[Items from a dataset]
>> START

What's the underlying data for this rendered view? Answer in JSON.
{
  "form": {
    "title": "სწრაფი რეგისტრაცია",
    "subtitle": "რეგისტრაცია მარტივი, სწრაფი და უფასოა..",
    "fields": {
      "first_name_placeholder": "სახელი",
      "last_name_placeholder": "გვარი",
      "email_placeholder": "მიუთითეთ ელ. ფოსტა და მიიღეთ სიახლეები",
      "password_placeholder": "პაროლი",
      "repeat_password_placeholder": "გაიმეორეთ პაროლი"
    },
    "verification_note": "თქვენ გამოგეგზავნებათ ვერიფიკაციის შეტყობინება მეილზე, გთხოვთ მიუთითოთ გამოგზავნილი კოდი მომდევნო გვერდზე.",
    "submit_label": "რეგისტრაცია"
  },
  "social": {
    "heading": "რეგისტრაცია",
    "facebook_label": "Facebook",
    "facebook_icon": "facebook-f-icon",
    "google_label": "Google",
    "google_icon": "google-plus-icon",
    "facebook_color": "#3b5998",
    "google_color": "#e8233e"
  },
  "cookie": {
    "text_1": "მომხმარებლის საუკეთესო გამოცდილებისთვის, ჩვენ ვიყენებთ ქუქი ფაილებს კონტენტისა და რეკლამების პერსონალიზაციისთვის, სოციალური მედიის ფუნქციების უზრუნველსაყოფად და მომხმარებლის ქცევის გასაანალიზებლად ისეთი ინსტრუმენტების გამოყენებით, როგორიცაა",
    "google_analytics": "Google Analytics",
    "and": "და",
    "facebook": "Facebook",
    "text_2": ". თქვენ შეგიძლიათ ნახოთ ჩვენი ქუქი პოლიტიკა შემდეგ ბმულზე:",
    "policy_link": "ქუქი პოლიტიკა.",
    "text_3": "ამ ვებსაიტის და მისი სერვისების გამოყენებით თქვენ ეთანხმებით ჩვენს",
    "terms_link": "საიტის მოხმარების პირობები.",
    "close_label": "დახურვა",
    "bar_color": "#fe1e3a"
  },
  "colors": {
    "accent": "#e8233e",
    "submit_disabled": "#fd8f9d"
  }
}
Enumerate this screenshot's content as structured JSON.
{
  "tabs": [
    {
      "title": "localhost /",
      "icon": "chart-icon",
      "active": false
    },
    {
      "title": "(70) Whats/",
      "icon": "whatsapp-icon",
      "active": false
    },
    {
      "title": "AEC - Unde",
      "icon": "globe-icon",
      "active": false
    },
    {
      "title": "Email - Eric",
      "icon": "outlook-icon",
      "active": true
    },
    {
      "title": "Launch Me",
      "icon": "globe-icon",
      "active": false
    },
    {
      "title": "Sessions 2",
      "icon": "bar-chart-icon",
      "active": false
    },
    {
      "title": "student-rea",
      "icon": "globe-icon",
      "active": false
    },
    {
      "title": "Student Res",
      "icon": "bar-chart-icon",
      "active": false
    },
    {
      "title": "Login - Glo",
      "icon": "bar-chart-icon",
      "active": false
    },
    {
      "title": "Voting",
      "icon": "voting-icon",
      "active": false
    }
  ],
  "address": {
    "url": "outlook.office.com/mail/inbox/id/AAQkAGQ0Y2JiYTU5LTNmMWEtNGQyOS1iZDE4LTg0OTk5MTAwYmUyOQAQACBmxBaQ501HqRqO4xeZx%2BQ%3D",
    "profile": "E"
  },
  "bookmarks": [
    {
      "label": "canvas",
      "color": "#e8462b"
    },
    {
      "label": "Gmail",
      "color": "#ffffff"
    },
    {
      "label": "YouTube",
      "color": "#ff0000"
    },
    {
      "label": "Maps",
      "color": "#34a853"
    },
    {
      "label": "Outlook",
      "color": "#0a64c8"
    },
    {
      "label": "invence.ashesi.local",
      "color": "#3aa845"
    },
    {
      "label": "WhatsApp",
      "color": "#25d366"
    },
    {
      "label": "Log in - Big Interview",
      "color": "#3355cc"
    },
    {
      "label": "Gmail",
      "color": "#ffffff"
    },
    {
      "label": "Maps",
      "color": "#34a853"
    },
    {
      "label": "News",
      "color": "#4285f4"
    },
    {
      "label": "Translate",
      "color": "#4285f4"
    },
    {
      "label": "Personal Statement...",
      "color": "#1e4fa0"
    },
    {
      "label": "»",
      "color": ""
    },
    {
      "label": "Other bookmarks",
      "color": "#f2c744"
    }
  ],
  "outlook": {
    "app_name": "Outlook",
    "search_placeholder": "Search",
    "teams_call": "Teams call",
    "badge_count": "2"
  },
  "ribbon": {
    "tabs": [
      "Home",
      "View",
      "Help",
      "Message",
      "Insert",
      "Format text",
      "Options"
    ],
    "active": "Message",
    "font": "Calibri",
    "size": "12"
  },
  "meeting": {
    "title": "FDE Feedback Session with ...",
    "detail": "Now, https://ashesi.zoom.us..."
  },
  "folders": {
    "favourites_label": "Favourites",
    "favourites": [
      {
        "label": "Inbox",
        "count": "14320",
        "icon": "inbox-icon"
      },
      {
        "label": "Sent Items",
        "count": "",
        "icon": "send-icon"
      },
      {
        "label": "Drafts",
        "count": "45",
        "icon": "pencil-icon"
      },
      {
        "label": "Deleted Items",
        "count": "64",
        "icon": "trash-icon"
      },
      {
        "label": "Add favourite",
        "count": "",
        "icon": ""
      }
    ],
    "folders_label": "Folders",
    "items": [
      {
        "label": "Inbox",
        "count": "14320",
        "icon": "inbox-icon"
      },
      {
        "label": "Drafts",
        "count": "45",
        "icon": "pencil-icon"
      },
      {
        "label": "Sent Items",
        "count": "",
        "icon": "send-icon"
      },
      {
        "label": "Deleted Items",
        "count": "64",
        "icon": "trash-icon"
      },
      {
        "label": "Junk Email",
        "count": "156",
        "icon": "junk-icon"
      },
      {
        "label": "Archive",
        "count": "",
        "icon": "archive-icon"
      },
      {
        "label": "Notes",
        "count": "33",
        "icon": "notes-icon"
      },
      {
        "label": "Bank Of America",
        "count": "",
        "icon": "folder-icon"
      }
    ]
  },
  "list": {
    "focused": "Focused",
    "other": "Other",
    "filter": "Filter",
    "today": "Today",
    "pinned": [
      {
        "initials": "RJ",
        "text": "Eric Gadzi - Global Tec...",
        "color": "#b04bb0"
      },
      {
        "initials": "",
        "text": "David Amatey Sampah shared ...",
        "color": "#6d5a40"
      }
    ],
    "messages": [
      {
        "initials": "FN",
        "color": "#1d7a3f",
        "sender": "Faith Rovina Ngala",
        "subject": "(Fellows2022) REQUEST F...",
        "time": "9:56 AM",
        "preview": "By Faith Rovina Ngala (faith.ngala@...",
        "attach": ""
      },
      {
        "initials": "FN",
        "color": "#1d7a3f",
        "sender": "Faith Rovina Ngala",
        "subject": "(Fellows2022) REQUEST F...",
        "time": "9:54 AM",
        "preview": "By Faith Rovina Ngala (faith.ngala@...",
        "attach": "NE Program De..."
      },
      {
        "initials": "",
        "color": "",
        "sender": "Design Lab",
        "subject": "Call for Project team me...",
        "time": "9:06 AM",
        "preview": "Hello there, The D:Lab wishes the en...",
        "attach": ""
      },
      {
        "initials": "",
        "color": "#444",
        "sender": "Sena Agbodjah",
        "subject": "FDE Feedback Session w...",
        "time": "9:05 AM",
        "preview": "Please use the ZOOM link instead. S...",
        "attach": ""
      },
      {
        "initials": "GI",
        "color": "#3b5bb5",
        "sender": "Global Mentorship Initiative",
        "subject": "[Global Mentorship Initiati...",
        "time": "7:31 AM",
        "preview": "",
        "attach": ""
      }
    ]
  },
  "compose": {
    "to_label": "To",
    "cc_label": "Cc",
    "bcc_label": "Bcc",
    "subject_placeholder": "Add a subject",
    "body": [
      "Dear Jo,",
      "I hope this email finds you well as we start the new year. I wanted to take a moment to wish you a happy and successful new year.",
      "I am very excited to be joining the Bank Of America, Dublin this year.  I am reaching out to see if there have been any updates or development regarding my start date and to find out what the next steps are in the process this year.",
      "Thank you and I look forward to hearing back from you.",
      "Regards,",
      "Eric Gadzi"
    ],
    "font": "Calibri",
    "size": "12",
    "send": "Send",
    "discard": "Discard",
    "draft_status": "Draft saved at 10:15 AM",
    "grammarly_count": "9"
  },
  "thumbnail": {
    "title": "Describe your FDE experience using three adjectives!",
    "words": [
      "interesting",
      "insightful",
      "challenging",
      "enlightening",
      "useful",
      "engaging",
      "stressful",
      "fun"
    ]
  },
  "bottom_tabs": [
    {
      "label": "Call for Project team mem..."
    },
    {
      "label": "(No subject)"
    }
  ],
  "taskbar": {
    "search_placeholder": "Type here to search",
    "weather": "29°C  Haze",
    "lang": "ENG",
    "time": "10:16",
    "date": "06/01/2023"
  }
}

>> END

- **Set exercise**:
From the records, copy every line that has the string "sender" in it.

- **Right answer**:
        "sender": "Faith Rovina Ngala",
        "sender": "Faith Rovina Ngala",
        "sender": "Design Lab",
        "sender": "Sena Agbodjah",
        "sender": "Global Mentorship Initiative",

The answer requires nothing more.